Per favore, prosegui il testo con le massime della Cassazione sulla confessione, partendo dopo l'ultima frase riportata.

> _Testo estratto_
━━━━━━━━━━━━━━━━━━━━

Cass. civ. n. 20255/2019
Le dichiarazioni rese dall'imputato nel dibattimento penale sono soggette al libero apprezzamento del giudice civile e non possono integrare una confessione giudiziale nel giudizio civile, atteso che questa ricorre, ai sensi dell'art. 228 c.p.c., soltanto nei casi in cui sia spontanea o provocata in sede di interrogatorio formale, quindi all'interno del giudizio civile medesimo.
Cass. civ. n. 2482/2019
La confessione resa da uno dei litisconsorti necessari può essere liberamente apprezzata dal giudice per trarne elementi di convincimento anche nei confronti degli altri, con una valutazione discrezionale che non soggiace al sindacato di legittimità qualora sia motivata.

━━━━━━━━━━━━━━━━━━━━

> _Voci_
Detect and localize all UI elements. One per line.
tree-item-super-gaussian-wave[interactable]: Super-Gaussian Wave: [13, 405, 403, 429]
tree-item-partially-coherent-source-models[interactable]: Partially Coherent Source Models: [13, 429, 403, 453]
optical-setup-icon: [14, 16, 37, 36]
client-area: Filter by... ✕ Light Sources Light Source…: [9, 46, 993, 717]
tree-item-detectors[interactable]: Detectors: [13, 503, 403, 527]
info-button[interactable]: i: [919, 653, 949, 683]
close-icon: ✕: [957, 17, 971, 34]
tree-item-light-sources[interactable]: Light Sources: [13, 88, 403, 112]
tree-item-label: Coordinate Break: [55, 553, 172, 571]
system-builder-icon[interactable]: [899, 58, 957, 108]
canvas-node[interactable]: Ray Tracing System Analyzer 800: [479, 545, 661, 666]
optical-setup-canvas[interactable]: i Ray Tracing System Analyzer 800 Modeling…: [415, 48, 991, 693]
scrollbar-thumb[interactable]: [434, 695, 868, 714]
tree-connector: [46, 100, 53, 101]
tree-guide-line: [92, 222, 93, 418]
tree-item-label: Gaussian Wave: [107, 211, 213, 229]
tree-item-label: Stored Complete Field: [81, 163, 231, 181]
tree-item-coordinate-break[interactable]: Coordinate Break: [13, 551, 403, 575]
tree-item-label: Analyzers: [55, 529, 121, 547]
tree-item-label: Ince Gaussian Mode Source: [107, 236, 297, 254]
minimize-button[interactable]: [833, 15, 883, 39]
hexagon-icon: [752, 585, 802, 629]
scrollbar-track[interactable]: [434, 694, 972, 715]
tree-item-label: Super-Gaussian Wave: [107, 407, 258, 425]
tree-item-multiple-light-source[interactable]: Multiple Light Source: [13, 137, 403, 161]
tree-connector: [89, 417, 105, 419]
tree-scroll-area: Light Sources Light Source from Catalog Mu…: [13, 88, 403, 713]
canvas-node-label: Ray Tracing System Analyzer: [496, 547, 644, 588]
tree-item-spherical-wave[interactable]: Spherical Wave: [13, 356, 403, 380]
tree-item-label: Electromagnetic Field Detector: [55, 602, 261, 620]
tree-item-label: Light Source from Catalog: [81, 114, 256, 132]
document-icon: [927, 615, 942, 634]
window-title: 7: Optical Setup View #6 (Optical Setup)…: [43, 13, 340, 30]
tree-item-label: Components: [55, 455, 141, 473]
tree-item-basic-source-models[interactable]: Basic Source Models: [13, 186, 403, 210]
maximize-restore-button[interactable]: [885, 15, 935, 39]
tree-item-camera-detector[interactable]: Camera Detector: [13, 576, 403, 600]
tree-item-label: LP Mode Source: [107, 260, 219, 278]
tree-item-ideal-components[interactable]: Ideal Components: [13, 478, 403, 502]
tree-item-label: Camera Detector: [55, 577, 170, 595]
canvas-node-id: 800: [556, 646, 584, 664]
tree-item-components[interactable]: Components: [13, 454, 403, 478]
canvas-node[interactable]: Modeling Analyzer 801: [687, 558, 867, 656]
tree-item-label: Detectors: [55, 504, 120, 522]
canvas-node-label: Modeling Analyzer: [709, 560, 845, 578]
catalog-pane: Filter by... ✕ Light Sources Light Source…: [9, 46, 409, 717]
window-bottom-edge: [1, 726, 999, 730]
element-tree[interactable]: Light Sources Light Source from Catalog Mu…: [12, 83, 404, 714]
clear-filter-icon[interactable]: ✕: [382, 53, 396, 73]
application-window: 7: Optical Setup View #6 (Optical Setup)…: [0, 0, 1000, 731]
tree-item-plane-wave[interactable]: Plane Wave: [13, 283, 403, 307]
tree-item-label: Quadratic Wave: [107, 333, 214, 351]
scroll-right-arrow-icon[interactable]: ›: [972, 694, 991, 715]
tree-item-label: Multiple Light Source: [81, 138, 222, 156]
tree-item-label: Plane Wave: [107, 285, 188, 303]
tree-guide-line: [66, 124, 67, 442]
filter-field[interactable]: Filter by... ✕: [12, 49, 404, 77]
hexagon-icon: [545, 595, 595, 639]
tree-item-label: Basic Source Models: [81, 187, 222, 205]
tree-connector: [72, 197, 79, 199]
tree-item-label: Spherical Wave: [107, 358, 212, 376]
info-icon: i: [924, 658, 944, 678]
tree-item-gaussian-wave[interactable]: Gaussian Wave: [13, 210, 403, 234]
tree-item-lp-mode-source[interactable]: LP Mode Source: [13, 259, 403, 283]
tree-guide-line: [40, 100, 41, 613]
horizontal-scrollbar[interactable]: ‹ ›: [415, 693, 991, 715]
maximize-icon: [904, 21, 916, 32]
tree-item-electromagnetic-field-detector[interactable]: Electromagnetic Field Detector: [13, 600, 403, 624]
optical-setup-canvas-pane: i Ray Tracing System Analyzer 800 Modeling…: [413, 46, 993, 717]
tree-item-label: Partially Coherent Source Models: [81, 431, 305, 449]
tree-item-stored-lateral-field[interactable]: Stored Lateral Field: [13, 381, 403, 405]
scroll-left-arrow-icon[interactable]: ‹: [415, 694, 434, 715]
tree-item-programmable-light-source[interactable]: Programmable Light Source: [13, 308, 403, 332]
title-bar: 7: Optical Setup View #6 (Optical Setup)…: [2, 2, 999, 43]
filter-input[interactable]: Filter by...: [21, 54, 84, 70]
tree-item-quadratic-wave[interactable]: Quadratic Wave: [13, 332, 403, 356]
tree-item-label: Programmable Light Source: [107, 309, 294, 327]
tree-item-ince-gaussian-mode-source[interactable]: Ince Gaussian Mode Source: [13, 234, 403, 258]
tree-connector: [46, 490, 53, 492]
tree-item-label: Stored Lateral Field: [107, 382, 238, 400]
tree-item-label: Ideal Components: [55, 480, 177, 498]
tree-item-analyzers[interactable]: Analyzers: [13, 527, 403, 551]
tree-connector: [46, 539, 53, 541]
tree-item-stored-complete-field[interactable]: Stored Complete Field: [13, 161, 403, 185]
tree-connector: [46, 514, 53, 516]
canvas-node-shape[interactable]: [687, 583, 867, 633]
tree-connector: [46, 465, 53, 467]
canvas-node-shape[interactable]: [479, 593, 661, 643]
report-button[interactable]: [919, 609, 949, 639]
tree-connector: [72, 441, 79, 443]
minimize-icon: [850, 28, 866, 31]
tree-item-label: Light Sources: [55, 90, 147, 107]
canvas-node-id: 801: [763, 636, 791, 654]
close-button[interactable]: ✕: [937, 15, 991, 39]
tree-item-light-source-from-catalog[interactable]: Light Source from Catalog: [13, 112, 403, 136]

━━━━━━━━━━━━━━━━━━━━

> _Risposta al compito_
Cass. civ. n. 8451/2019
In materia di responsabilità da sinistro stradale, ogni valutazione sulla portata confessoria del modulo di constatazione amichevole d'incidente (cosiddetto C.I.D.) deve ritenersi preclusa dall'esistenza di un'accertata incompatibilità oggettiva tra il fatto come descritto in tale documento e le conseguenze del sinistro come accertate in giudizio. (Nella specie, la S.C. ha confermato la sentenza che aveva ritenuto ostativo alla valutazione delle dichiarazioni confessorie riportate nel C.I.D. l'accertamento, avente priorità logica rispetto ad essa, dell'incompatibilità tra l'entità dei danni riportati dal veicolo, la situazione dei luoghi e la mancanza di qualsivoglia danno a carico del conducente antagonista e la dinamica del sinistro descritta nel medesimo modello di constatazione amichevole). (Rigetta, TRIBUNALE SIRACUSA, 20/11/2015).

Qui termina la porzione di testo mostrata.